= To do =
Repeat the records verbatim and leave the pictures out of your copy.

[Extracts from a graphics dataset]
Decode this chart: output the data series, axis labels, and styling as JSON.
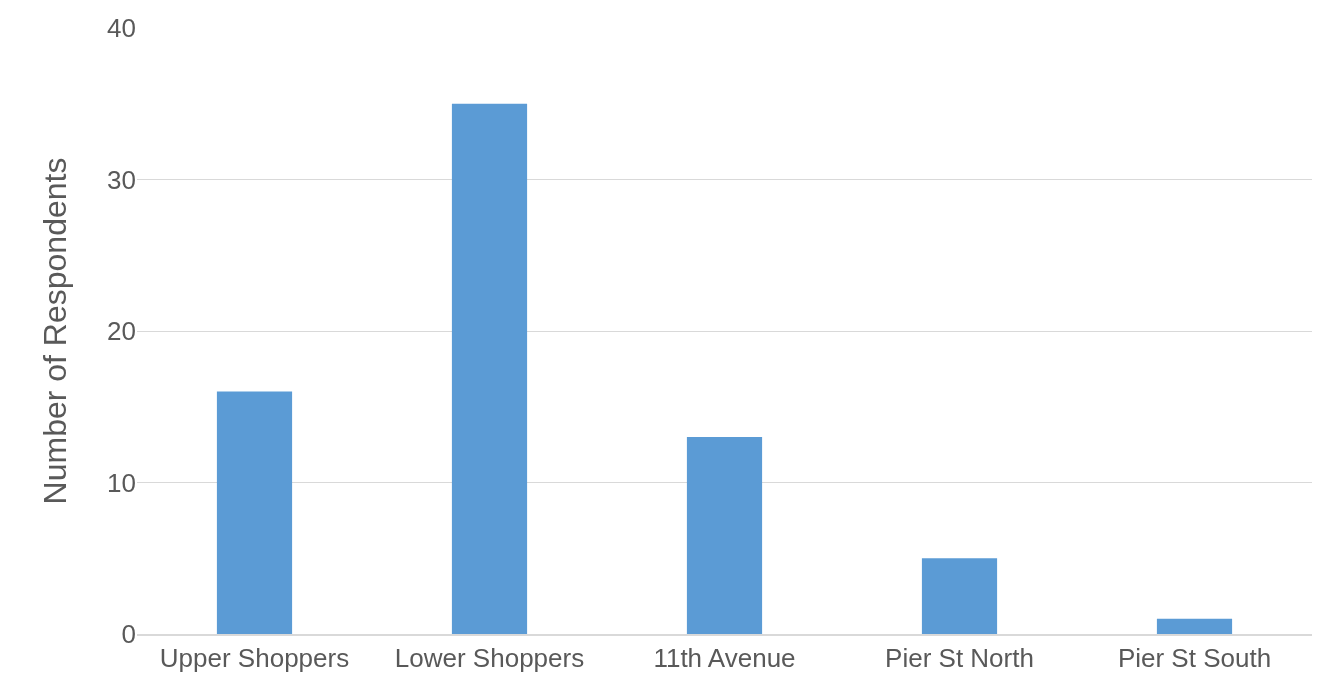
{
  "chart_data": {
    "type": "bar",
    "ylabel": "Number of Respondents",
    "categories": [
      "Upper Shoppers",
      "Lower Shoppers",
      "11th Avenue",
      "Pier St North",
      "Pier St South"
    ],
    "values": [
      16,
      35,
      13,
      5,
      1
    ],
    "color": "#5b9bd5",
    "ylim": [
      0,
      40
    ],
    "yticks": [
      0,
      10,
      20,
      30,
      40
    ],
    "grid": "y"
  }
}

= Response to this exercise =
Decode this chart: output the data series, axis labels, and styling as JSON.
{
  "chart_data": {
    "type": "bar",
    "ylabel": "Number of Respondents",
    "categories": [
      "Upper Shoppers",
      "Lower Shoppers",
      "11th Avenue",
      "Pier St North",
      "Pier St South"
    ],
    "values": [
      16,
      35,
      13,
      5,
      1
    ],
    "color": "#5b9bd5",
    "ylim": [
      0,
      40
    ],
    "yticks": [
      0,
      10,
      20,
      30,
      40
    ],
    "grid": "y"
  }
}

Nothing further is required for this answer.